Figure dataset records
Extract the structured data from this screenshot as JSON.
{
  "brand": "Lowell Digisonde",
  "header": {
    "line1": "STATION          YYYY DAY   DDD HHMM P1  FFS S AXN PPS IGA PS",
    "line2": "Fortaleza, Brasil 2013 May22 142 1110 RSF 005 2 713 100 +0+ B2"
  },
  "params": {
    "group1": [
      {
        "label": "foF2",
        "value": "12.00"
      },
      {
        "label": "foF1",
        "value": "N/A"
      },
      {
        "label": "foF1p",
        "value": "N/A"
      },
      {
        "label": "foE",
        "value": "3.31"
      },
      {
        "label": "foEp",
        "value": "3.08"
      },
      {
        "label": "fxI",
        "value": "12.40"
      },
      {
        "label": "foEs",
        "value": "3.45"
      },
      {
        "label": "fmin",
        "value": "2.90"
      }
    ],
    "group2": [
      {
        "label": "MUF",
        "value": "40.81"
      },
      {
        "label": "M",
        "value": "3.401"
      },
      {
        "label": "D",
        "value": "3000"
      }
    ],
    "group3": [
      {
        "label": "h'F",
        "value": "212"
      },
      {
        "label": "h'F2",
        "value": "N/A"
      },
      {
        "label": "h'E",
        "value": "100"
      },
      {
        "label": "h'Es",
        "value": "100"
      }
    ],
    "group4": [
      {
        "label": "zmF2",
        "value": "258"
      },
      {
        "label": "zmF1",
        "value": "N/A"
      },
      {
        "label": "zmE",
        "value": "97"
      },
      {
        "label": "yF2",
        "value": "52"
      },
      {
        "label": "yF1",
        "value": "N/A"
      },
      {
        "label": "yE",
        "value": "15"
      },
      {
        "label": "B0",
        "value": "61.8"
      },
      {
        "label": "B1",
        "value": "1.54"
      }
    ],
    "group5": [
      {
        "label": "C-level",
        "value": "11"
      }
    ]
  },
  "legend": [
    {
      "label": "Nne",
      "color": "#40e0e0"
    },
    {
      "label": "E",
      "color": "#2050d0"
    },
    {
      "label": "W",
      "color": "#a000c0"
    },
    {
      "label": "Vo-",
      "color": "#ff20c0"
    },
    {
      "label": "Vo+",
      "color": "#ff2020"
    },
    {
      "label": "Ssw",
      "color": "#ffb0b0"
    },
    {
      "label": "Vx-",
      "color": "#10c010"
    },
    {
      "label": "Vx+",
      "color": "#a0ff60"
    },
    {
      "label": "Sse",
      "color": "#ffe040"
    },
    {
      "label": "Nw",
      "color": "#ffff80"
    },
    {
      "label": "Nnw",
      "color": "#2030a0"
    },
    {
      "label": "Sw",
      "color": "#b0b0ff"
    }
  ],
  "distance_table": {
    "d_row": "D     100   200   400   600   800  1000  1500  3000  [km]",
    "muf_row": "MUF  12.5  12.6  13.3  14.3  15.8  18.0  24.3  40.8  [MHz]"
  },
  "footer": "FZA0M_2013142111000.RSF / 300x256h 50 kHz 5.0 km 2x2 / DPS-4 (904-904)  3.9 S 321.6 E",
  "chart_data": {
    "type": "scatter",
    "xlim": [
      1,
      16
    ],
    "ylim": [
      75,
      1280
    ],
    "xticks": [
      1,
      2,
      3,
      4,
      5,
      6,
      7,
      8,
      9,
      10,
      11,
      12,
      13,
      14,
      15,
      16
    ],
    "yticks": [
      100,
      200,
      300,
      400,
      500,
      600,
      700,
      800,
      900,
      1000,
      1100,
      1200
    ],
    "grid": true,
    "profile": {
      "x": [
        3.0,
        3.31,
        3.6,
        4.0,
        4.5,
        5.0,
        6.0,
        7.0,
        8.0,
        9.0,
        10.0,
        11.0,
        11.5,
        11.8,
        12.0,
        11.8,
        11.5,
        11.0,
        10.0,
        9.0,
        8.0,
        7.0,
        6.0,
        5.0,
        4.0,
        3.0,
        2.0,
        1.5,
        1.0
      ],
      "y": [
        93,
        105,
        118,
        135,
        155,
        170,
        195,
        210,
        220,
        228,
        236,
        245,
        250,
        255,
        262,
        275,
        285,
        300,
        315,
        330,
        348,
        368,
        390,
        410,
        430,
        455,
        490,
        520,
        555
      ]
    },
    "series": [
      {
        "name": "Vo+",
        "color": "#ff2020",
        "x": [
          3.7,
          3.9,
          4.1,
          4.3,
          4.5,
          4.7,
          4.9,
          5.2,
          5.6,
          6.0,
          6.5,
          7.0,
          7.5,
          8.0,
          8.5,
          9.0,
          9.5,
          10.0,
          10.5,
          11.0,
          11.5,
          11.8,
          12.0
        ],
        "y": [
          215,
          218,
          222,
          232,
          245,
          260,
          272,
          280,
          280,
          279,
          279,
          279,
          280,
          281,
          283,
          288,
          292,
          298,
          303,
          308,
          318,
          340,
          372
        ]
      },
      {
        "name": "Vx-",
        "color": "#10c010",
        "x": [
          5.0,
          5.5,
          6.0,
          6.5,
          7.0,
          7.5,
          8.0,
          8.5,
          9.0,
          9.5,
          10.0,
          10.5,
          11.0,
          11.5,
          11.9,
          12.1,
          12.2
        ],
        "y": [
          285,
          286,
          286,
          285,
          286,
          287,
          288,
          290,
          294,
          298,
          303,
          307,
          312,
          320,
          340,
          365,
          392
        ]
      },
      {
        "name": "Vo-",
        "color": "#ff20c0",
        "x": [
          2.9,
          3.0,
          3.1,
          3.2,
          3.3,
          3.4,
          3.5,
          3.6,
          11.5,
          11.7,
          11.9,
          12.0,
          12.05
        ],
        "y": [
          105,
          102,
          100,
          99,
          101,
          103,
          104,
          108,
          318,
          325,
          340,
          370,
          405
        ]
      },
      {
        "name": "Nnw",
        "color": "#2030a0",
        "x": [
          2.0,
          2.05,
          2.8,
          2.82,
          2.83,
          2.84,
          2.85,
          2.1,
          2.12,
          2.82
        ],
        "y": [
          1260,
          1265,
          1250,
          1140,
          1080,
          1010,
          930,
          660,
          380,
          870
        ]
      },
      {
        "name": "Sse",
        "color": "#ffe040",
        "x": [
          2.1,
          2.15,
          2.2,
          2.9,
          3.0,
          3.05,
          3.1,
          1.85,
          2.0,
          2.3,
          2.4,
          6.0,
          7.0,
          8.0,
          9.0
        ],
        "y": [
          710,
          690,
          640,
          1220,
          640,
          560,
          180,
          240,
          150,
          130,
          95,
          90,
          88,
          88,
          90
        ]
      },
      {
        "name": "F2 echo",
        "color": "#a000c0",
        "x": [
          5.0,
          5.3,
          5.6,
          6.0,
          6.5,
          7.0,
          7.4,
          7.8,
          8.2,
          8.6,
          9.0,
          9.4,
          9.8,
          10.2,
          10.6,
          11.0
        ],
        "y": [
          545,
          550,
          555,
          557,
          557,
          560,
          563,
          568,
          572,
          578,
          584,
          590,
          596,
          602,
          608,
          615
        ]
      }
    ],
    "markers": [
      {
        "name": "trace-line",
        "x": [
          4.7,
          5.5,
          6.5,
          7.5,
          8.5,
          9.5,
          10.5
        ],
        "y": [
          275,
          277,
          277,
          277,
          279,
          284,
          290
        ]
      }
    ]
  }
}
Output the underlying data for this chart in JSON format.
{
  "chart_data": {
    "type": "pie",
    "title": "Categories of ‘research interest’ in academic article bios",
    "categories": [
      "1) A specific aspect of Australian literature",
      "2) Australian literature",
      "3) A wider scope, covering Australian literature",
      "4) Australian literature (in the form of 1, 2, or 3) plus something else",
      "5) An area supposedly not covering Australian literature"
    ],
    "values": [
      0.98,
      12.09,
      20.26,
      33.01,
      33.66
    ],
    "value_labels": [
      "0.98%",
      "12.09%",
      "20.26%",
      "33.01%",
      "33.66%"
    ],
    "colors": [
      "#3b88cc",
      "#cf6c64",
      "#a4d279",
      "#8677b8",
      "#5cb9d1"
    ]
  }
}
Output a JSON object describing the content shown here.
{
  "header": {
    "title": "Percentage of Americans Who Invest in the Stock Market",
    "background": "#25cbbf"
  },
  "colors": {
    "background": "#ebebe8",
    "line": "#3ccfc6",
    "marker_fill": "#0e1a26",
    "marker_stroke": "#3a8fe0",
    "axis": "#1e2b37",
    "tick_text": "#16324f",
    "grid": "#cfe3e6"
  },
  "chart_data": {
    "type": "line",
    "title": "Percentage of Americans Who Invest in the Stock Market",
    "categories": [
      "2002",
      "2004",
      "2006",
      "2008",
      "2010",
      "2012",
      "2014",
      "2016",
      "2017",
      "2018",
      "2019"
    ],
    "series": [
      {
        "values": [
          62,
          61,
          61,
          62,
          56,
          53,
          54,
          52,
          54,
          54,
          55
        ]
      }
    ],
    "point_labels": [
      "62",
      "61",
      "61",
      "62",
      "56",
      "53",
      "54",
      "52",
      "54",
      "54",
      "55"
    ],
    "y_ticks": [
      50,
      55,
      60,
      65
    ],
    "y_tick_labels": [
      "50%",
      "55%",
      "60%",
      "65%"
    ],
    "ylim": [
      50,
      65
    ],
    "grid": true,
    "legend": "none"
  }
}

* _Problem to solve_:
The line containing "Output a JSON" and every line after it, through the end of the records, should be repeated exactly and alone.

* _Exercise solution_:
Output a JSON object describing the content shown here.
{
  "header": {
    "title": "Percentage of Americans Who Invest in the Stock Market",
    "background": "#25cbbf"
  },
  "colors": {
    "background": "#ebebe8",
    "line": "#3ccfc6",
    "marker_fill": "#0e1a26",
    "marker_stroke": "#3a8fe0",
    "axis": "#1e2b37",
    "tick_text": "#16324f",
    "grid": "#cfe3e6"
  },
  "chart_data": {
    "type": "line",
    "title": "Percentage of Americans Who Invest in the Stock Market",
    "categories": [
      "2002",
      "2004",
      "2006",
      "2008",
      "2010",
      "2012",
      "2014",
      "2016",
      "2017",
      "2018",
      "2019"
    ],
    "series": [
      {
        "values": [
          62,
          61,
          61,
          62,
          56,
          53,
          54,
          52,
          54,
          54,
          55
        ]
      }
    ],
    "point_labels": [
      "62",
      "61",
      "61",
      "62",
      "56",
      "53",
      "54",
      "52",
      "54",
      "54",
      "55"
    ],
    "y_ticks": [
      50,
      55,
      60,
      65
    ],
    "y_tick_labels": [
      "50%",
      "55%",
      "60%",
      "65%"
    ],
    "ylim": [
      50,
      65
    ],
    "grid": true,
    "legend": "none"
  }
}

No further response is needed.